- **Source extract**

Health and Well-being of Waste Workers in India
Waste workers include government-employed sanitation workers; privately contracted door-to-door garbage collectors; and waste pickers who work in the informal sector. India has over 5 million sanitation workers. While there are no official data on the number of persons engaged in waste picking in India, it is estimated at up to 1.5 million persons, which is approximately 10 percent of the global waste picker community. A waste picker is “a person or groups of persons informally engaged in collection and recovery of reusable and recyclable solid waste from the source of waste generation - the streets, bins, material recovery facilities, processing and waste disposal facilities for sale to recyclers directly or through intermediaries to earn their livelihood.” Waste pickers in informal employment collect over 80 percent of the total recyclable waste, contributing significantly to savings for the government, and to environmental health.
Access to health care and good quality health services is severely iniquitous, with marginalised and historically oppressed communities, such as waste pickers, facing numerous impediments to the attainment of health and well-being. Their experiences of health inequity and precarity are shaped by intersectional vulnerabilities, stemming from caste, class, gender, region of origin, mother- tongue, religion, religion, degree of formality of employment, nature of occupational (e.g., picking, sorting, or selling waste) and place and conditions of residence.
Waste pickers are exposed to various occupational hazards, physical, chemical, and biological, and encounter numerous impediments to the attainment of optimal health and well-being, in access to information; strategies for disease prevention, management, and rehabilitation; economic and social security; and opportunities for health promotion and recreation.
The Accountability for Informal Urban Equity Hub (ARISE) at The George Institute for Global Health, India (TGI) engaged in a policy content review, participant-observation, in-depth interviews, focus group discussions, and community meetings with waste workers at the ARISE project sites, and present the following recommendations for policy and research.

- **Record extracts**
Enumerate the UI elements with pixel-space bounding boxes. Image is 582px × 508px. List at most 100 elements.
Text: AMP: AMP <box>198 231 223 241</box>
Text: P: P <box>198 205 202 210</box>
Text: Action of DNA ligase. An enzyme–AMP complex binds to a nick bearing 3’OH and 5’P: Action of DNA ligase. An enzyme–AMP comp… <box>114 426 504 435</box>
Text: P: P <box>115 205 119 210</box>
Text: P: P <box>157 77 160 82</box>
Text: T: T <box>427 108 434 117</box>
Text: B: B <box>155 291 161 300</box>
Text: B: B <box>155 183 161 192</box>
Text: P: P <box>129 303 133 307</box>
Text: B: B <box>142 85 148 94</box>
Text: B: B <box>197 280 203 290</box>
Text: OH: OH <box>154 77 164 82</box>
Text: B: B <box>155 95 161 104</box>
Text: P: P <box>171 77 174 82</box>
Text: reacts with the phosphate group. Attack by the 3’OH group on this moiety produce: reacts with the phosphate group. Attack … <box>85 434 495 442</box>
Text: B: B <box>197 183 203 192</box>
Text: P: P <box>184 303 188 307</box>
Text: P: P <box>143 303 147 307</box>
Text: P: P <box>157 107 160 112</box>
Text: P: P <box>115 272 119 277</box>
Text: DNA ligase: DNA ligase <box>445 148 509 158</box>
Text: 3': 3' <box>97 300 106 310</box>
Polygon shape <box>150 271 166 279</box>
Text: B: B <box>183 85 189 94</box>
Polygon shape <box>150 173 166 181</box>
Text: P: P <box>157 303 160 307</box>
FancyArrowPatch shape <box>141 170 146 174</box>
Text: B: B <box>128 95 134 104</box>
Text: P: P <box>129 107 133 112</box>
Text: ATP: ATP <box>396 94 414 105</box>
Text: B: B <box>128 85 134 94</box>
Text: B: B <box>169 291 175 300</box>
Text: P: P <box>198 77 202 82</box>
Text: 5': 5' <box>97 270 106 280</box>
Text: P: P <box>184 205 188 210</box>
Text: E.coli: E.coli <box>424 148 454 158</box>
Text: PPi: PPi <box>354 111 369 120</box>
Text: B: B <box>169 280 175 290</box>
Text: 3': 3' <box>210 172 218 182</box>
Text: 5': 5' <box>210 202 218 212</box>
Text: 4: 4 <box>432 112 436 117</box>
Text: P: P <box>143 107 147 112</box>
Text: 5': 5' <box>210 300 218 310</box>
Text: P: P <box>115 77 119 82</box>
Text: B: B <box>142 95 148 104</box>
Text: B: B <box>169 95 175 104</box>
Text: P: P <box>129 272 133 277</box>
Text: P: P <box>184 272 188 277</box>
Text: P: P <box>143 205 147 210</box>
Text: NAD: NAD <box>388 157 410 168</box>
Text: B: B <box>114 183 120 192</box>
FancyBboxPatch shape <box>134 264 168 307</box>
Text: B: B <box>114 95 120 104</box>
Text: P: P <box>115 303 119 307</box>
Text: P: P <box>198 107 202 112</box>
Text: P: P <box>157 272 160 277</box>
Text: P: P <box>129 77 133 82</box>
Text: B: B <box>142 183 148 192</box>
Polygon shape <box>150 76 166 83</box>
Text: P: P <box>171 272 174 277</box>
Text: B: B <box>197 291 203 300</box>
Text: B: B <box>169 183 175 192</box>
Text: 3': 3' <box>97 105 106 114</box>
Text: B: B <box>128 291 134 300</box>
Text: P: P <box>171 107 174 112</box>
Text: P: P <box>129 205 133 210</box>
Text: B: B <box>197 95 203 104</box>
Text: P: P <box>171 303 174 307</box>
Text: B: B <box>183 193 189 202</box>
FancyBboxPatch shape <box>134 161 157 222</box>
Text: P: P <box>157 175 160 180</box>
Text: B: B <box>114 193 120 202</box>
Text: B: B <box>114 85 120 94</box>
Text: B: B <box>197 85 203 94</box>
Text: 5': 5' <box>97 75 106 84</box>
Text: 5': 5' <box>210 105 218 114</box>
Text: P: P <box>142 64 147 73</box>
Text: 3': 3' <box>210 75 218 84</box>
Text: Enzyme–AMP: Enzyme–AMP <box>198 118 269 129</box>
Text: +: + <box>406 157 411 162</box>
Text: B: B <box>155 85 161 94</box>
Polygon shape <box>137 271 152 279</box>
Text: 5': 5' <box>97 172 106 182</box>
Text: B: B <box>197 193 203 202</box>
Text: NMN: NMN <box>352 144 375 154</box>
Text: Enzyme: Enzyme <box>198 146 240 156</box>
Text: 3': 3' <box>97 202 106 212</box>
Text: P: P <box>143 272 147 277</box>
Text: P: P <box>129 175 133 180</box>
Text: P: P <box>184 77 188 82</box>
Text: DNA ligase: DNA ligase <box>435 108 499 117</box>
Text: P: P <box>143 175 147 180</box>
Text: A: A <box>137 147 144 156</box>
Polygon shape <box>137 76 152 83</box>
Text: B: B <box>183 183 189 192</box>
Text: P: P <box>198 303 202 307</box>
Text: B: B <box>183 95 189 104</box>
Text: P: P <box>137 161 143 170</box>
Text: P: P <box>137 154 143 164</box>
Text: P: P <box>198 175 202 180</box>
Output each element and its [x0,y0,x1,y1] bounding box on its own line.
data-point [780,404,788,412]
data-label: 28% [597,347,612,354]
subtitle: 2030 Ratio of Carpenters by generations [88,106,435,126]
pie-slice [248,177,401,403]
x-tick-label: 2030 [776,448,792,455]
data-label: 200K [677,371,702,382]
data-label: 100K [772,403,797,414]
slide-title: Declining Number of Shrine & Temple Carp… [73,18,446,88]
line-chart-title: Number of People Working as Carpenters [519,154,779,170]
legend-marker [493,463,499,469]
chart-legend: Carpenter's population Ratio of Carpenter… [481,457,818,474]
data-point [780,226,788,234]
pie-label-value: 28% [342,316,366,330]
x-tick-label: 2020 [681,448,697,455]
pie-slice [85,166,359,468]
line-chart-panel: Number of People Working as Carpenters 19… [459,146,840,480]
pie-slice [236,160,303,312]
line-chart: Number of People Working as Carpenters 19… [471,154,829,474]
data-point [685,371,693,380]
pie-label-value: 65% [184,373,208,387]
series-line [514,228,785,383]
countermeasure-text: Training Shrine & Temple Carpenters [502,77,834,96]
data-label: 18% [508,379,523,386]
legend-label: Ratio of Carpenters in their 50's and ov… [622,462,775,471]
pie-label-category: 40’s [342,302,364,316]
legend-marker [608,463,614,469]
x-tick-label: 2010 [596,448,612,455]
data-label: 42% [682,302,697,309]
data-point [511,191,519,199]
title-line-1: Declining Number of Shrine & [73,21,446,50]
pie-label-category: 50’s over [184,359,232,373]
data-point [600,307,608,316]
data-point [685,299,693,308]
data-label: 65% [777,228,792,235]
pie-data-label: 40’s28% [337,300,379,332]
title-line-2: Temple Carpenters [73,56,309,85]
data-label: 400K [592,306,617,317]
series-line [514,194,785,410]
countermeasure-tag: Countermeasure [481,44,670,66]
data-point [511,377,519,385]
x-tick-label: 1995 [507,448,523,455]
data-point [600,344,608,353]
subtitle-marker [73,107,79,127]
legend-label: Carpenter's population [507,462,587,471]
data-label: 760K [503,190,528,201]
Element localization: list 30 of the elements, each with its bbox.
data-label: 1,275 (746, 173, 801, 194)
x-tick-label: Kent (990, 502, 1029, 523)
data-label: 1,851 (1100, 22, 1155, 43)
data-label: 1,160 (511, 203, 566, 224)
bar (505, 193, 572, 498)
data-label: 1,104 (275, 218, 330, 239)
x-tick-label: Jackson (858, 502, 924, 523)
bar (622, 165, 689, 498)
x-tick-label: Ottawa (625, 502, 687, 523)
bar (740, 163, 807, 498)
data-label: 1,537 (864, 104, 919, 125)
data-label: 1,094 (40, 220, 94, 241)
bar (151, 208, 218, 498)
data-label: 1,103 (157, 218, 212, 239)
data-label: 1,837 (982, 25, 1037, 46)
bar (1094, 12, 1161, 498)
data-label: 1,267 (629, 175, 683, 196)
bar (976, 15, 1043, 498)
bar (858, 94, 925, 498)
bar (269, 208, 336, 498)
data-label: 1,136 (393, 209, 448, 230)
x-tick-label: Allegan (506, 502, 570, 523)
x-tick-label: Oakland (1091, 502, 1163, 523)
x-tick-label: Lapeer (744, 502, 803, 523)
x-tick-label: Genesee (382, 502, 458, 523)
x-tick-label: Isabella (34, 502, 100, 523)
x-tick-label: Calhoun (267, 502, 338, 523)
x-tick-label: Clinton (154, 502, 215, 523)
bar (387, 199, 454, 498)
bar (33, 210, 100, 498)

- **Exercise details**
In the text on waste workers in India, turn the paragraph that begins "Waste pickers are exposed to various occupational hazards" into a brief list that keeps its main facts.

- **Response box**
Waste pickers face:
- Occupational hazards: physical, chemical, and biological
- Barriers to good health and well-being in:
  - access to information
  - disease prevention, management, and rehabilitation
  - economic and social security
  - opportunities for health promotion and recreation